- [Problems and tasks]
1 – In the passage on the stopper and cover parts, what does forming the stopper part and the cover part separately allow?
2 – Reproduce word for word the portion of the passage on the stopper and cover parts between "By arranging the" and "between the rotary shaft 31 and the shaft part 41.", inclusive.

═══ Supplied text ═══

In the first embodiment, the step part 45 is formed, with a larger diameter than that of the shaft part 41, between the shaft part 41 and the yoke body part 42 on the outer circumferential side of the proximal end region of the shaft part 41; and the stopper (stopper part 5) is press-fitted onto the step part 45.
By press-fitting the stopper part 5 onto the step part 45, the stopper part 5 is fixed firmly so as to exert a good stopper function.
Further, the stopper (stopper part 5) has the stopper body portion 51 press-fitted to the outer circumferential side of the step part 45 and the stopper contact portion 52 extending from the stopper body portion 51 so as to be opposed to and contactable with the case 30 in which the rotary shaft 31 is installed; and the cover (cover part 6) is press-fitted to the outer circumferential side of the stopper contact portion 52 at a position overlapping the case 30 in the axial direction.
By arranging the cover part 6 on the outer circumferential side of the stopper part 5 so as to cover the case 3, any foreign substance is prevented from entering between the spline-connected portions of the rotary shaft 31 and the shaft part 41. This ensures good sliding of the rotary shaft 31 and the first drive-side joint member J11 in the spline connection between the rotary shaft 31 and the shaft part 41.
Since the stopper part 5 and the cover part 6 are formed separately from each other, the stopper part 5 and the cover part 6 can be made of materials respectively suitable for their functions. This leads to improvements in functionality of the stopper part 5 and the cover part 6 as well as reductions in production cost.
In the first embodiment, the stopper (stopper part) 5 has the stopper body portion 51 press-fitted to the outer circumferential side of the step part 45 and the stopper contact portion 52 extending from the stopper body portion 51 so as to be opposed to and contactable with the case 30 of the transmission device 3, wherein one axial end region (small thickness section 512) of the stopper body portion 51 press-fitted onto the step part 45 is made smaller in thickness than the other axial end region (large thickness section 511) of the stopper body portion 51 connected to the stopper contact portion 52.

═══ Data excerpt ═══

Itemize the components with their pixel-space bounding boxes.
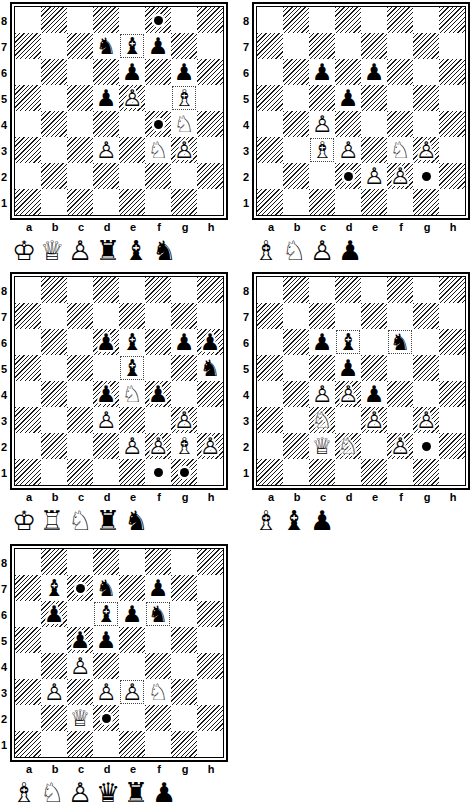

═══

- [Answers for the tasks]
1 – It allows the stopper part and the cover part to be made of materials suited to their respective functions.

2 –
By arranging the cover part 6 on the outer circumferential side of the stopper part 5 so as to cover the case 3, any foreign substance is prevented from entering between the spline-connected portions of the rotary shaft 31 and the shaft part 41. This ensures good sliding of the rotary shaft 31 and the first drive-side joint member J11 in the spline connection between the rotary shaft 31 and the shaft part 41.